(The task) Where the word "LIFT" occurs in a line, return that line.

(Input records)
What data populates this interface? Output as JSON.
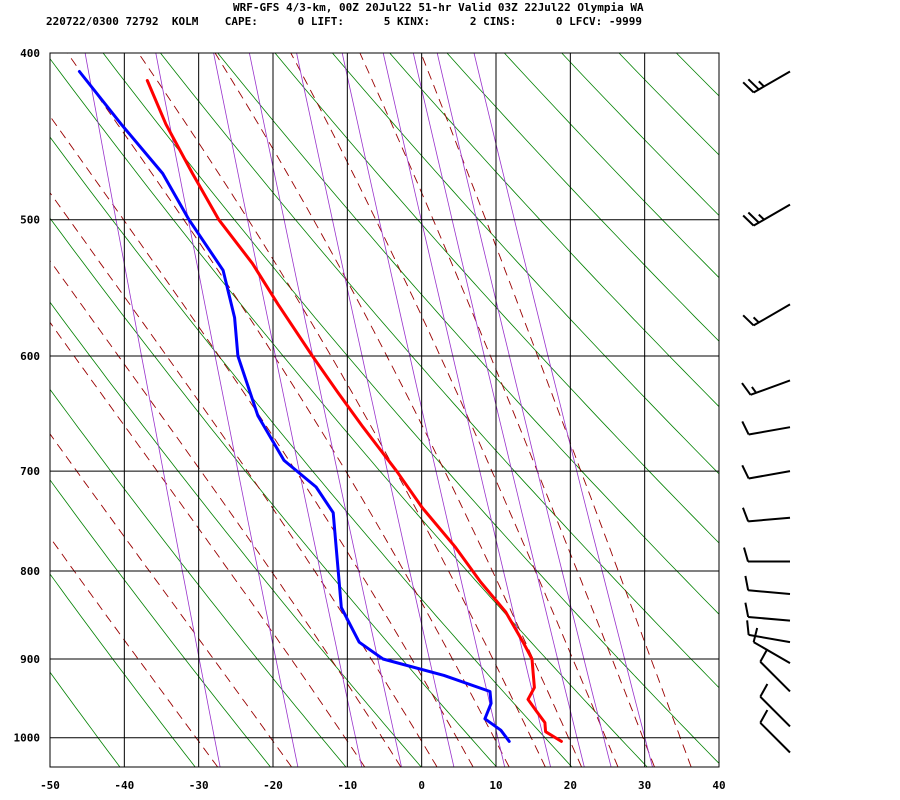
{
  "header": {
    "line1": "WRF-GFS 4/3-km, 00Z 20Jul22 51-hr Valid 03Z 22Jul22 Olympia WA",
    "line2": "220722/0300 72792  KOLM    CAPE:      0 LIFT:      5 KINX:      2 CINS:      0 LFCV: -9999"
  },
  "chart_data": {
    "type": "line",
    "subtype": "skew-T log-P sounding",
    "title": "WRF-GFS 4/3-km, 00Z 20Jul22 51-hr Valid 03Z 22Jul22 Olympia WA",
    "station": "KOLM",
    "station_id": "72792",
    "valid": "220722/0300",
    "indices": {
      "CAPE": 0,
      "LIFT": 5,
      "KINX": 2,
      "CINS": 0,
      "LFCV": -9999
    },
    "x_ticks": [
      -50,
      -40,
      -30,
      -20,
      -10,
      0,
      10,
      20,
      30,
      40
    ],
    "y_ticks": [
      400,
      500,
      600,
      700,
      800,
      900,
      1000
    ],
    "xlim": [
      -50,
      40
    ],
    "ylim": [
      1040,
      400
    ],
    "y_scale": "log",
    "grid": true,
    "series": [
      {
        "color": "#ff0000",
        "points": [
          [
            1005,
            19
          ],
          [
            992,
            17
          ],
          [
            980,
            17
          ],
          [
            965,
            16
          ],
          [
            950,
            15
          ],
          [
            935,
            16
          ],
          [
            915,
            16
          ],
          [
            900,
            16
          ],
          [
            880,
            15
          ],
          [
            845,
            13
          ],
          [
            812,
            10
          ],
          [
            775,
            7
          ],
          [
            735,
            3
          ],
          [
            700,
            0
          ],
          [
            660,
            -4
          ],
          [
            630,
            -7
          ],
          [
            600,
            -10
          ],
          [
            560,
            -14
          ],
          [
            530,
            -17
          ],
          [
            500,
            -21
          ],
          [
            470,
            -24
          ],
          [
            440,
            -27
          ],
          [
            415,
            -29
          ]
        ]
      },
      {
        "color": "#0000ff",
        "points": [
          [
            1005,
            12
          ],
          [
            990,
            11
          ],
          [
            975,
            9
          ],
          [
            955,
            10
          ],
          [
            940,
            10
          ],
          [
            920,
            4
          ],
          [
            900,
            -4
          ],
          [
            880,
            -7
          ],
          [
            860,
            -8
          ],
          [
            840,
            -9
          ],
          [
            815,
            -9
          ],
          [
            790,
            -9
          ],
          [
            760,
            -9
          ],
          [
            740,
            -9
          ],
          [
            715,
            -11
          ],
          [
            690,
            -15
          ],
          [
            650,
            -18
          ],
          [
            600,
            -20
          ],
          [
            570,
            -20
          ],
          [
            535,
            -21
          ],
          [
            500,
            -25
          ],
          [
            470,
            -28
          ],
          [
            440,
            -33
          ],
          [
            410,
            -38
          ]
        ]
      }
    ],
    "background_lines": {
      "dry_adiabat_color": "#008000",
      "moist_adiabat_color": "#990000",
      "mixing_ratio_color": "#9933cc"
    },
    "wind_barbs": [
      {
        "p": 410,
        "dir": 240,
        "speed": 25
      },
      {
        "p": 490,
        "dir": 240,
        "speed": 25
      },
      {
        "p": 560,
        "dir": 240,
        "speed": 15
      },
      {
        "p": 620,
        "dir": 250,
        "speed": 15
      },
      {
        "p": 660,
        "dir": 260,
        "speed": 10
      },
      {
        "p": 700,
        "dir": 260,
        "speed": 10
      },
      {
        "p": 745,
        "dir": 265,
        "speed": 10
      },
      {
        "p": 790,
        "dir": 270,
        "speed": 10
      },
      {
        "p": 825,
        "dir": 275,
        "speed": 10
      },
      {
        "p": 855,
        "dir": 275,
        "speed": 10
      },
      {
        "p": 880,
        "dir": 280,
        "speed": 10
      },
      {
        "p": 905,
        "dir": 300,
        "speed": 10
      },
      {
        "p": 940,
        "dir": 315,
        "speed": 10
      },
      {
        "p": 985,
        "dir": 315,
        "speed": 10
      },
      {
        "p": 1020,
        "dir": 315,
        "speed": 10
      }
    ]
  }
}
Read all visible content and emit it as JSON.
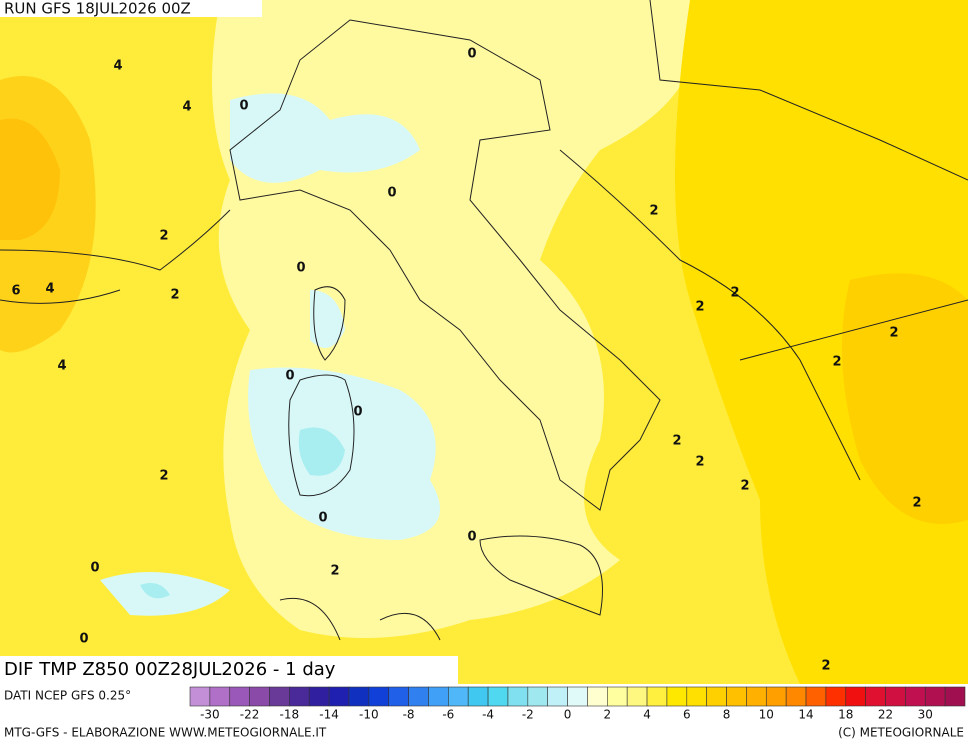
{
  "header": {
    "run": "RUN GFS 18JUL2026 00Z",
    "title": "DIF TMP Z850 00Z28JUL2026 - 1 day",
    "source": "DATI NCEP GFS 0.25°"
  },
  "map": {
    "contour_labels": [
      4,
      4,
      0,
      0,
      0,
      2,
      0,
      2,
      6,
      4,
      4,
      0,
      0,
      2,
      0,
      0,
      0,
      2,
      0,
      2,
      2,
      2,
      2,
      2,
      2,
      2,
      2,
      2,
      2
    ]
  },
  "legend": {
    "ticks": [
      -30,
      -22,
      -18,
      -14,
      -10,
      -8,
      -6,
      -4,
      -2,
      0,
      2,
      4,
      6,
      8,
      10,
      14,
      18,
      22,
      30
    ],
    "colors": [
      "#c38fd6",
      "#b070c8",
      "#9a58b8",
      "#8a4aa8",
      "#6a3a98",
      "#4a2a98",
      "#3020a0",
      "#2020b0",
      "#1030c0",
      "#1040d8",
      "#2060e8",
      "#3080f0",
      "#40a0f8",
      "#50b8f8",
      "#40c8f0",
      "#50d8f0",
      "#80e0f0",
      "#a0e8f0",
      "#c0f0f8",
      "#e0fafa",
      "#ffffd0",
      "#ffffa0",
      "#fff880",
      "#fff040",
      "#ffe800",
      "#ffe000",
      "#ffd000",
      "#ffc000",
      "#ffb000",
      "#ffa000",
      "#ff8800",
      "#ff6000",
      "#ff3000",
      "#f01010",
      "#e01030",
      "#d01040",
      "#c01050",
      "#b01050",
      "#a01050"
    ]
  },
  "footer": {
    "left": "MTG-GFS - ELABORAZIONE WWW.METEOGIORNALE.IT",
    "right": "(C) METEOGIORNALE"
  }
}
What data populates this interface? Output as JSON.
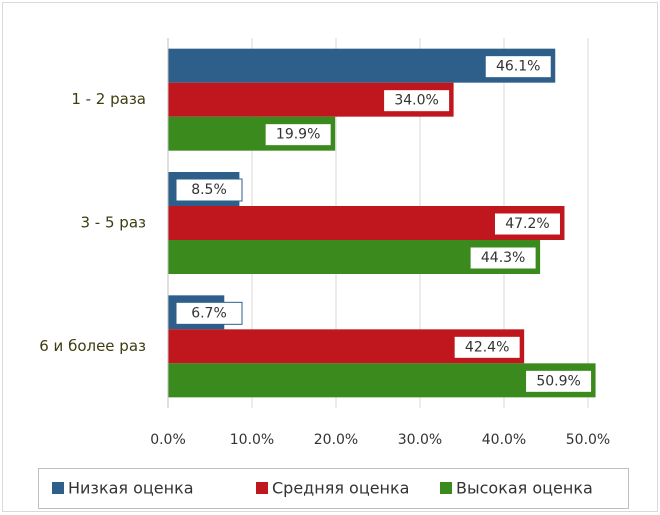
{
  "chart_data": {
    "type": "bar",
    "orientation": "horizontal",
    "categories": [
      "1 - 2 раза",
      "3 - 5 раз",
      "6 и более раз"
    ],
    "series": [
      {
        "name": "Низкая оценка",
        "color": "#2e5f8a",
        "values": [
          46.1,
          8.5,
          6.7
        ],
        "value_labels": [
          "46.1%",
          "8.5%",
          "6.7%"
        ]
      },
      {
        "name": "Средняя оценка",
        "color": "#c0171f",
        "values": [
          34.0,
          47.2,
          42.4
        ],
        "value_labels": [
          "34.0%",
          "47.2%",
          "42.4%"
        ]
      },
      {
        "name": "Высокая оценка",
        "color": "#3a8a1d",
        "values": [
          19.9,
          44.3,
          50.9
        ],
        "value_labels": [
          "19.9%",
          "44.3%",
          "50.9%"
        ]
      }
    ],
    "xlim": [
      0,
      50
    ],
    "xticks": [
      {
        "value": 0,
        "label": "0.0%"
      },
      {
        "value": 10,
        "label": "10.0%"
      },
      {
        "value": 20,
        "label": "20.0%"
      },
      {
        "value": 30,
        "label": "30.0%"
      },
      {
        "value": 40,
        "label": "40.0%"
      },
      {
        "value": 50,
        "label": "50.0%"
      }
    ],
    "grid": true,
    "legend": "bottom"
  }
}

(Finished answer)
    "line2": "220722/0300 72792  KOLM    CAPE:      0 LIFT:      5 KINX:      2 CINS:      0 LFCV: -9999"
      "LIFT": 5,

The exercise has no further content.